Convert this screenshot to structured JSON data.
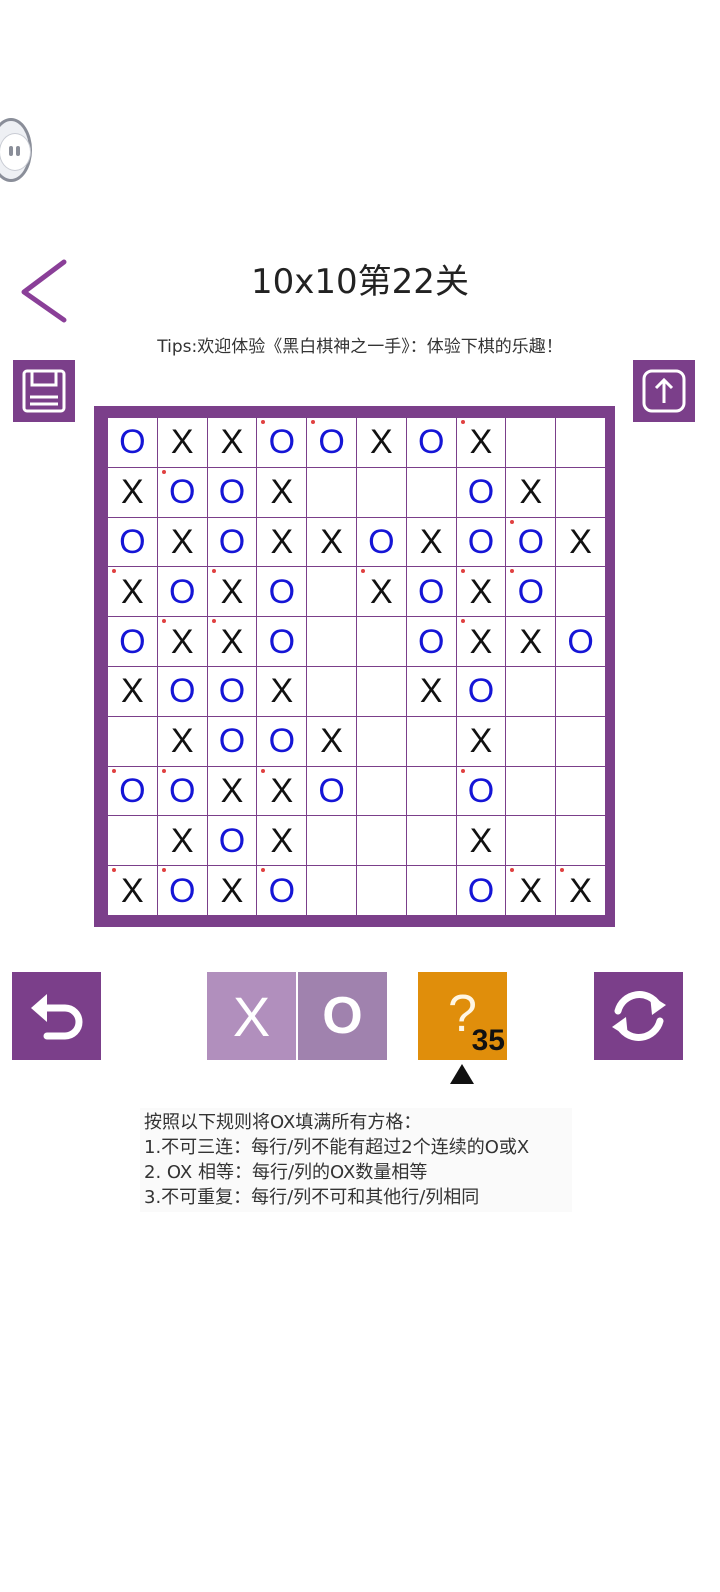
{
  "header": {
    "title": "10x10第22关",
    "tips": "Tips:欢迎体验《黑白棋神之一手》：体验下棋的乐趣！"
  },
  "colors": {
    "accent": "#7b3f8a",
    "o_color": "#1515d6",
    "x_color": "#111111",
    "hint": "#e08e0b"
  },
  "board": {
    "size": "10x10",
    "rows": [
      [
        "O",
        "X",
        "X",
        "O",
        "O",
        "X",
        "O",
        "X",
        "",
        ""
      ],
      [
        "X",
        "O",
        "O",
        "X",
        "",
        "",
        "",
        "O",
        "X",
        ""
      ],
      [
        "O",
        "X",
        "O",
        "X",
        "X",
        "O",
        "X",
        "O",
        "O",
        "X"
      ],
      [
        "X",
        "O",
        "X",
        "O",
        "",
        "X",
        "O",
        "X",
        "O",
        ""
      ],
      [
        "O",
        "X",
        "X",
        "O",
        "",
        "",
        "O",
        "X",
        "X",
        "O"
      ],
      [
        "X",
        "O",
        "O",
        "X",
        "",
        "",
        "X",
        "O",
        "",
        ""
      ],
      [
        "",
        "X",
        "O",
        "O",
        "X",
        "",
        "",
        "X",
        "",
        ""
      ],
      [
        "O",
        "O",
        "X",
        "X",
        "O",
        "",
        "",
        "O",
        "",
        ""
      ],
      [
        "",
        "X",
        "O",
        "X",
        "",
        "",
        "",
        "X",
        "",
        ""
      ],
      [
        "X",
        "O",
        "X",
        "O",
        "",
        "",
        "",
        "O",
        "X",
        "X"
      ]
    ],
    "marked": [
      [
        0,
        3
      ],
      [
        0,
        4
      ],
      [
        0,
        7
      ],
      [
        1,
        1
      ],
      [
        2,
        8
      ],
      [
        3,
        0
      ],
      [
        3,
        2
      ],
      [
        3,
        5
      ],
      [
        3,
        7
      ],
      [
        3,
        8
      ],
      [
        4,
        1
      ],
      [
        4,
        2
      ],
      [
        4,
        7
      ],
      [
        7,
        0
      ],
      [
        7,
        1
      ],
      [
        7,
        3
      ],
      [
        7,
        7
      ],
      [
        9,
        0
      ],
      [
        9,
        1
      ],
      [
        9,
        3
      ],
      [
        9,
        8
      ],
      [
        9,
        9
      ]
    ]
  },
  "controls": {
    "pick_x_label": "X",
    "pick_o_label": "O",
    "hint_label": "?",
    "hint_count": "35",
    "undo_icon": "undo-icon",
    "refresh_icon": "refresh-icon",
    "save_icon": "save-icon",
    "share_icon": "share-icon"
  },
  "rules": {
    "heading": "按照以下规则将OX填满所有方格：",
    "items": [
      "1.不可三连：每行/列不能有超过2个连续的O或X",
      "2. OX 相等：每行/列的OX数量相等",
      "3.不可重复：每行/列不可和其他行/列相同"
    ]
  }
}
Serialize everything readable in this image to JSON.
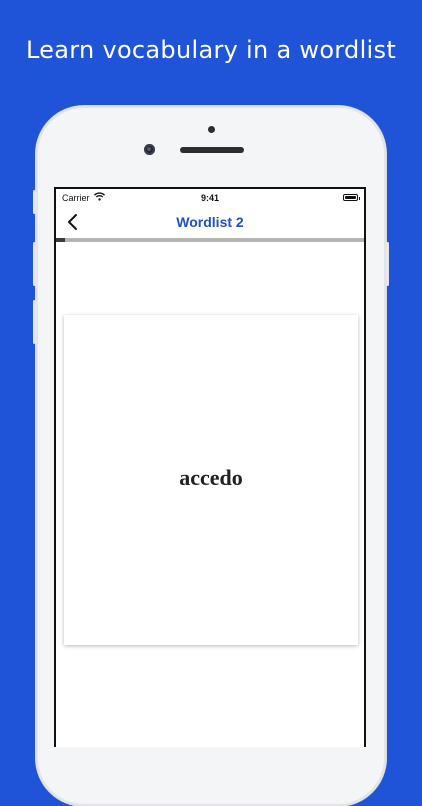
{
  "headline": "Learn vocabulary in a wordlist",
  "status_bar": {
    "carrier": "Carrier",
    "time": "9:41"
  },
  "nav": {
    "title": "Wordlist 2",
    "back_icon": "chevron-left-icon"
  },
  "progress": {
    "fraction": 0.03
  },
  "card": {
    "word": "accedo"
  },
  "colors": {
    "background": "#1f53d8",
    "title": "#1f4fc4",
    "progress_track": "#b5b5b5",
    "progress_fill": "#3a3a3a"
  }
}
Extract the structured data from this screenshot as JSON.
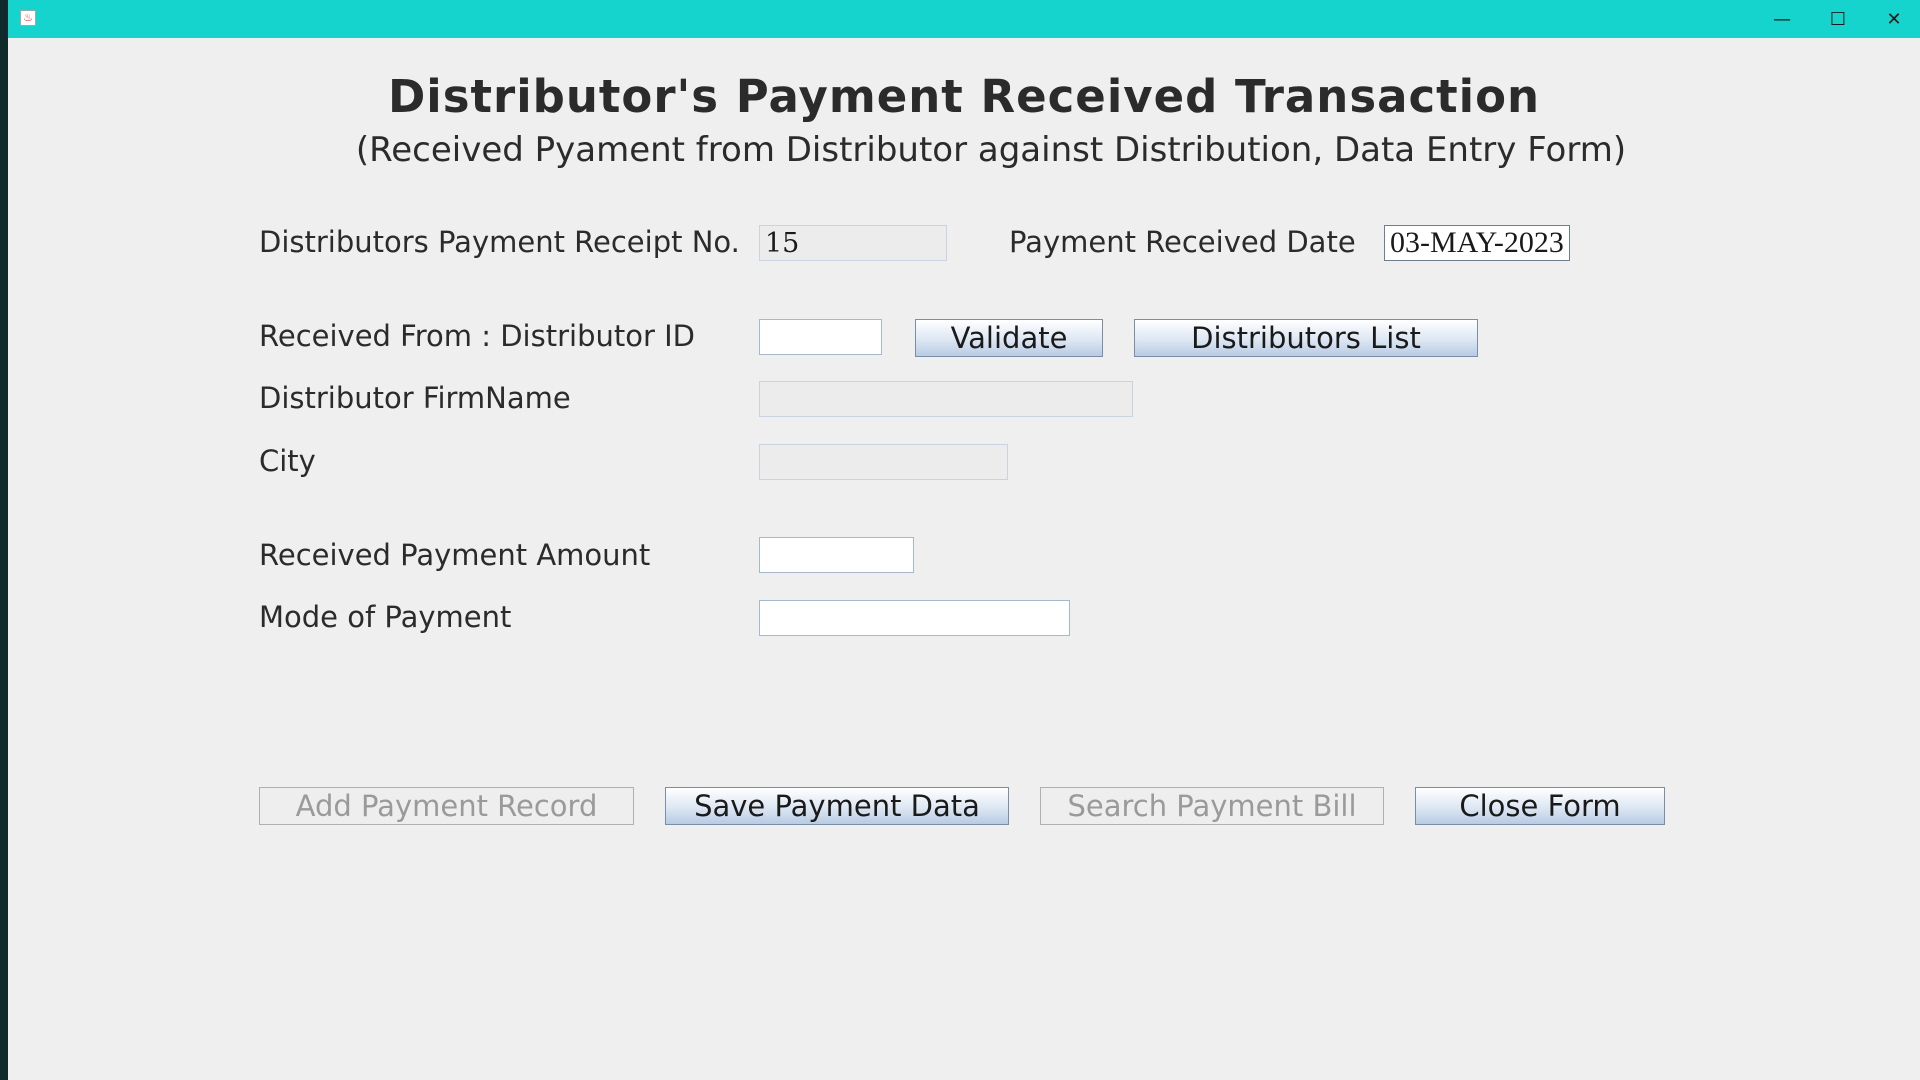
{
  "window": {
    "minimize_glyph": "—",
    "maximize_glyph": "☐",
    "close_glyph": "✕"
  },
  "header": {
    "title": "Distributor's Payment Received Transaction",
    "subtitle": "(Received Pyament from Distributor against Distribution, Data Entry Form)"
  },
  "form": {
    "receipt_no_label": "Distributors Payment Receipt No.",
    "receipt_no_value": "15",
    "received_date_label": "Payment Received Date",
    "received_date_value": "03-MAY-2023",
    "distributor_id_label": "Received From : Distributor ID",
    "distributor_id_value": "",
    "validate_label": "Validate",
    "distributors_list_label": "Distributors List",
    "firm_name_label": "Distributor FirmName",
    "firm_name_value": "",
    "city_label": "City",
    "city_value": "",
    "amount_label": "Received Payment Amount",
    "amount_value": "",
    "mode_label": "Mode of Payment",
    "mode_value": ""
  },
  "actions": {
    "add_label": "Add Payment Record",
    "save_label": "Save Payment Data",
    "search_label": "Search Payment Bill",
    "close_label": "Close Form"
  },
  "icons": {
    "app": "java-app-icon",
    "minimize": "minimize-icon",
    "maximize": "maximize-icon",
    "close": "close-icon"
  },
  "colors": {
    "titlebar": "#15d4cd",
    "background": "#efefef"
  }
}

-------------------------

**PROBLEM DESCRIPTION**
Copy each line of the records containing the string "JSON".

**FULL OUTPUT**
Convert this screenshot to structured JSON data.
Serialize everything readable in this image to JSON.
Extract the structured data from this screenshot as JSON.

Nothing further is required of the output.